**Work to do:** In the material below, list every line carrying the string "Source".
--- start Data provided ---
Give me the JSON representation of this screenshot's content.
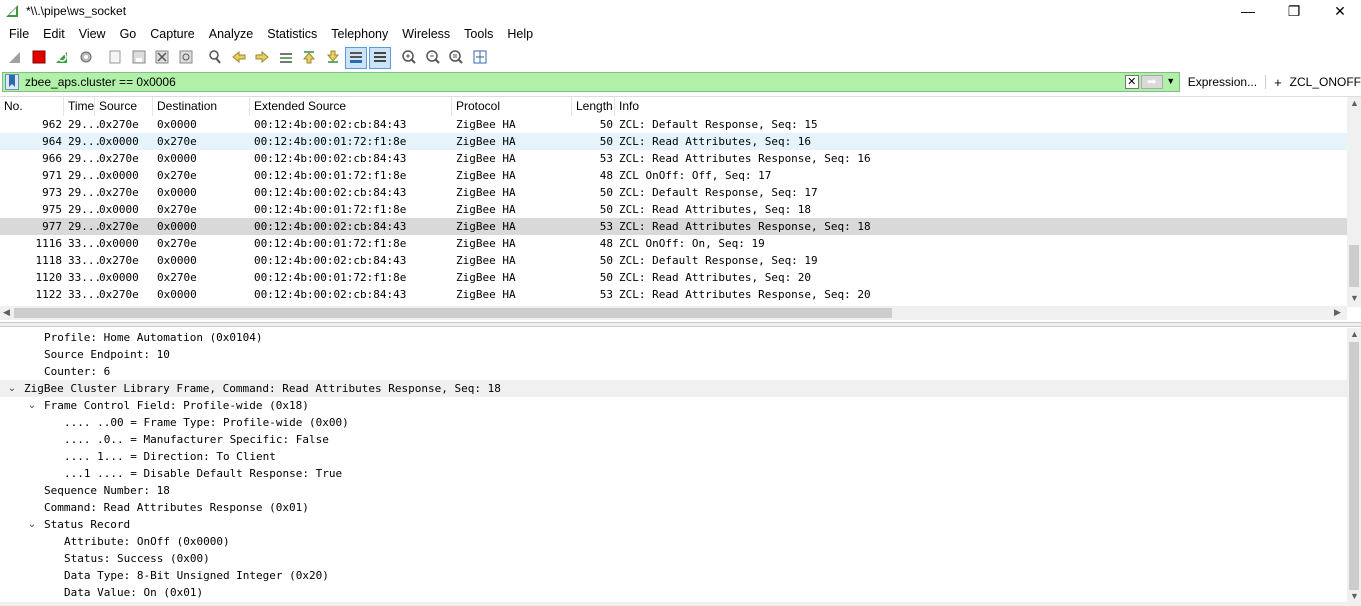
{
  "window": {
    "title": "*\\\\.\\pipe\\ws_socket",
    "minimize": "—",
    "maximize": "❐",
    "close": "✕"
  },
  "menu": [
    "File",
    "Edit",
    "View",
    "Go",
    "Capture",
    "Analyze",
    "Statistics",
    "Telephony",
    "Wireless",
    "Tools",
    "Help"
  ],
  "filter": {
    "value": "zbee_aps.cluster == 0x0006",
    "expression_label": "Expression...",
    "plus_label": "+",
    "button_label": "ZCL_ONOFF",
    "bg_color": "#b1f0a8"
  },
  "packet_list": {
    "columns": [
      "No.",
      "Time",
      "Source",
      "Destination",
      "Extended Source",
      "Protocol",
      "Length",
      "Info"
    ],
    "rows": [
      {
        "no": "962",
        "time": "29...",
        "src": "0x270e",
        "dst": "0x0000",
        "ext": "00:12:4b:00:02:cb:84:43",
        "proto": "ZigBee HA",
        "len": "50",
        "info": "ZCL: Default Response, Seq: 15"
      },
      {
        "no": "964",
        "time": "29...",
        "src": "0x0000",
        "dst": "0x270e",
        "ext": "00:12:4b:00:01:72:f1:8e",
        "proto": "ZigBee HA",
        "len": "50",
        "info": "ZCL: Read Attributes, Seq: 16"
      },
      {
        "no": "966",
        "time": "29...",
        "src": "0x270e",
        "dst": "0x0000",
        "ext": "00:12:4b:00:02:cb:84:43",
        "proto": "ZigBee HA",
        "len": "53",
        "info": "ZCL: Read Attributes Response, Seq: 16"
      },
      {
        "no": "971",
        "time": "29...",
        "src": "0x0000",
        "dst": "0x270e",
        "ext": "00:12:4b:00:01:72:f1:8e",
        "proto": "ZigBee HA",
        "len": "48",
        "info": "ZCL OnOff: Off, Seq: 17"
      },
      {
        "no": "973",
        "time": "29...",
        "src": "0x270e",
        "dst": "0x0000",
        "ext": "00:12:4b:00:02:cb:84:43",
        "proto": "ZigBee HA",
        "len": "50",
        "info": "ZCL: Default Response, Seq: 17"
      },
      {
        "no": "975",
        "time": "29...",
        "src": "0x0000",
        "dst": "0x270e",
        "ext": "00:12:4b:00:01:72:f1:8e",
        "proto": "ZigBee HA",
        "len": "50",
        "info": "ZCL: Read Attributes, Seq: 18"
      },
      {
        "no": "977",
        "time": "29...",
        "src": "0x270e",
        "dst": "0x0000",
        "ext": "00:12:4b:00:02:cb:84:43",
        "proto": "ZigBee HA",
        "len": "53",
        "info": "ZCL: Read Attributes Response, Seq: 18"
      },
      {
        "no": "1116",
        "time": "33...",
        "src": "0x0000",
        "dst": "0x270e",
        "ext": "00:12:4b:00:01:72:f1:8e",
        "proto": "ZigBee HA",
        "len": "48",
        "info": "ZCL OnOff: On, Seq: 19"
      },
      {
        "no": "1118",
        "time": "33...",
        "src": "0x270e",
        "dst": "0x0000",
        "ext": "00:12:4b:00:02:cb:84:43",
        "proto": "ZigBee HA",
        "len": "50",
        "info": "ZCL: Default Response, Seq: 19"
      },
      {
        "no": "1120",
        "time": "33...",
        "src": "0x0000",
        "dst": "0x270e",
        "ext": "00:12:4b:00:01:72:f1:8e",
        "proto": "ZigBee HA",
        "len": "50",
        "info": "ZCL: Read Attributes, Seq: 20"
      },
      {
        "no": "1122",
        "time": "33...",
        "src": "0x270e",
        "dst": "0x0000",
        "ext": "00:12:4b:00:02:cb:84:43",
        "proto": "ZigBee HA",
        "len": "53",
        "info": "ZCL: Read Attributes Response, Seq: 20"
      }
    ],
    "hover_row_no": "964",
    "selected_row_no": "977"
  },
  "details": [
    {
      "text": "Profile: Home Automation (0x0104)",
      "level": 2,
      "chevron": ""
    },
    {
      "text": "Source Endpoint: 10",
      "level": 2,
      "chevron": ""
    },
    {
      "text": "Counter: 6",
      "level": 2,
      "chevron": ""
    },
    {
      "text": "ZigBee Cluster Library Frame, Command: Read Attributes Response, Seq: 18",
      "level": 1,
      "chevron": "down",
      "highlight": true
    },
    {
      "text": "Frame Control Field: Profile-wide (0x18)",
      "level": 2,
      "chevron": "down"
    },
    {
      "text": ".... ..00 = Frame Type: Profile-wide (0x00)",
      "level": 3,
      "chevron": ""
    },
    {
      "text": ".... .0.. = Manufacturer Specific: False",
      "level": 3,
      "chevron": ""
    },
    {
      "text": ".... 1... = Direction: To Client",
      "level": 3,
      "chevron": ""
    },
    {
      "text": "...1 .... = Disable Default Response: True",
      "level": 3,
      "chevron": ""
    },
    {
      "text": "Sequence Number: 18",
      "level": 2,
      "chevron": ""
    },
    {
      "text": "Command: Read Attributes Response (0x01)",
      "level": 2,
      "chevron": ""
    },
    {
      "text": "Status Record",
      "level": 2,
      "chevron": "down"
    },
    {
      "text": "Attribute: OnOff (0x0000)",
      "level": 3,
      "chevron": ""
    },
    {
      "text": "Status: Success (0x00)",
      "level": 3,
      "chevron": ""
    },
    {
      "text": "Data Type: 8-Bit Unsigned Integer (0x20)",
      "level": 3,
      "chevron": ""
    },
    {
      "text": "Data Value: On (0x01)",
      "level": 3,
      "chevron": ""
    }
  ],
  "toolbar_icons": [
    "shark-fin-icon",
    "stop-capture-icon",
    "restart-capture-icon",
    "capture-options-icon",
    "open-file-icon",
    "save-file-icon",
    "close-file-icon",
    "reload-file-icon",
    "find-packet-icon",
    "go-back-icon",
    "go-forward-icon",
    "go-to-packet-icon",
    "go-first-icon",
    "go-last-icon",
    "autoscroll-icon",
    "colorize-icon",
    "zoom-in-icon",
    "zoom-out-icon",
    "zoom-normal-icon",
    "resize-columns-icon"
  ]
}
--- end Data provided ---
--- start Data provided ---
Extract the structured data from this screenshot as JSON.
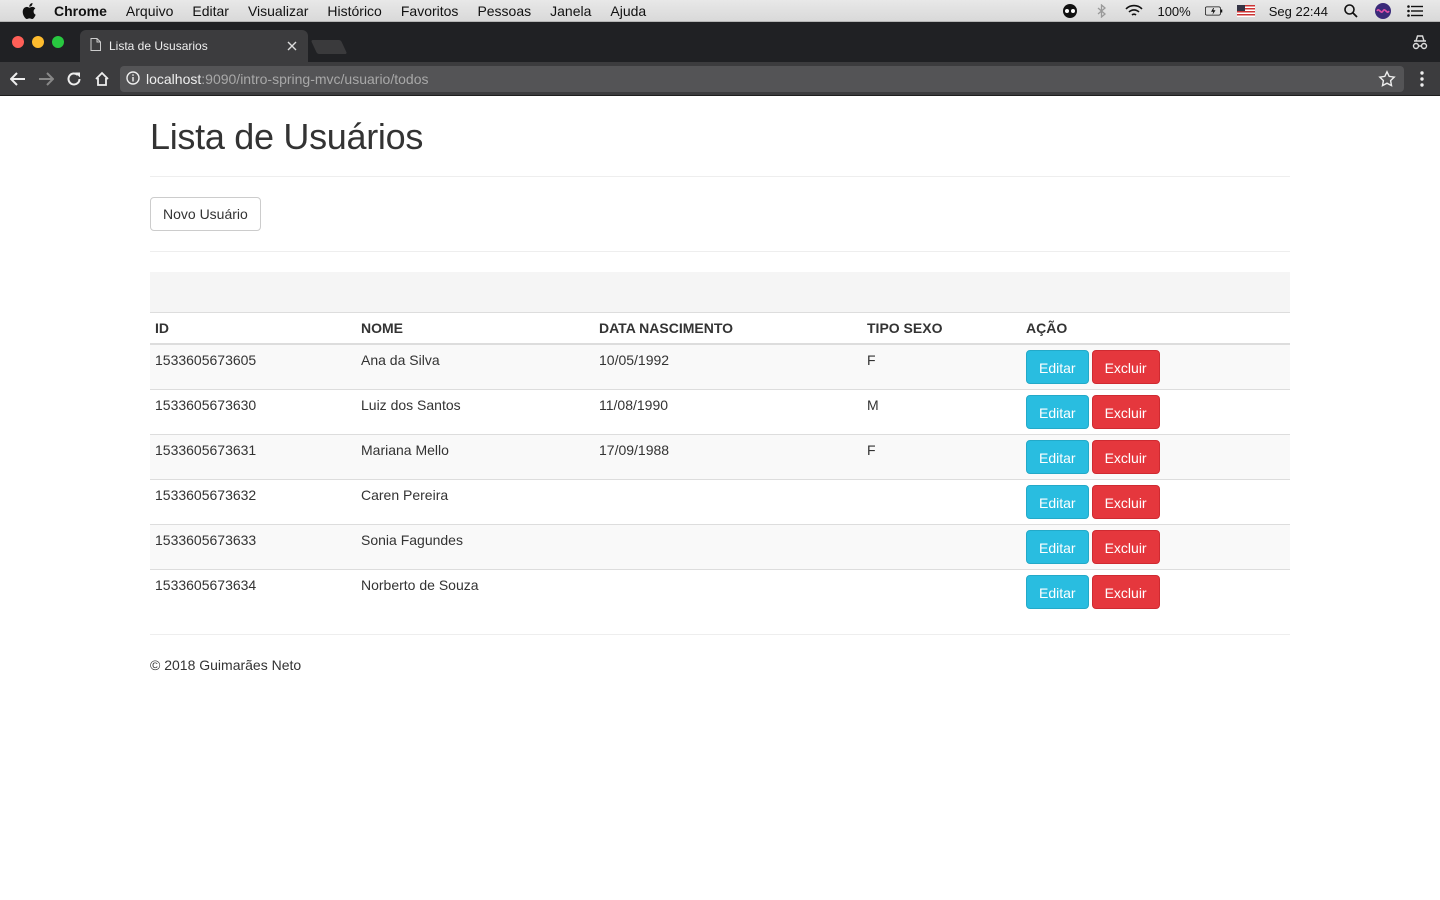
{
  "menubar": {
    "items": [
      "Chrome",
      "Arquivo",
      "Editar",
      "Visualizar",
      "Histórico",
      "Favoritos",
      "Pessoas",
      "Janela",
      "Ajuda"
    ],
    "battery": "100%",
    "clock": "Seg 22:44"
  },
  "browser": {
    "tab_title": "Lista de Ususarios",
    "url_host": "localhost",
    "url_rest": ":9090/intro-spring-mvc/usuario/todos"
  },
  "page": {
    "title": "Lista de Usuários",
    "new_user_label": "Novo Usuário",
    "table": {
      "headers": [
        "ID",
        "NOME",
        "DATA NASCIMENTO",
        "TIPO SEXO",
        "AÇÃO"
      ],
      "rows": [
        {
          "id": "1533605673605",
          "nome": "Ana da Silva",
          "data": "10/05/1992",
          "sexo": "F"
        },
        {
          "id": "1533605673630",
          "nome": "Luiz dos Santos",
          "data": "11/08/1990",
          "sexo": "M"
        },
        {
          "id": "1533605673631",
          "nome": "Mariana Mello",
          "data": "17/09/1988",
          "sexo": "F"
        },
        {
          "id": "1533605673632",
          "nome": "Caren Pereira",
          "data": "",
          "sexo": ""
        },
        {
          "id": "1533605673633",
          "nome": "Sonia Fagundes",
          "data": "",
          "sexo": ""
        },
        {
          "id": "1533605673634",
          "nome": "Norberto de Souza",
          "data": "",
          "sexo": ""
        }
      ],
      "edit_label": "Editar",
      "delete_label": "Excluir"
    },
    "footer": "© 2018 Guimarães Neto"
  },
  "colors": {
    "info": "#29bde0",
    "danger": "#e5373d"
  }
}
--- end Data provided ---
**Right answer:**
      "Source",
      "Extended Source",
      "text": "Source Endpoint: 10",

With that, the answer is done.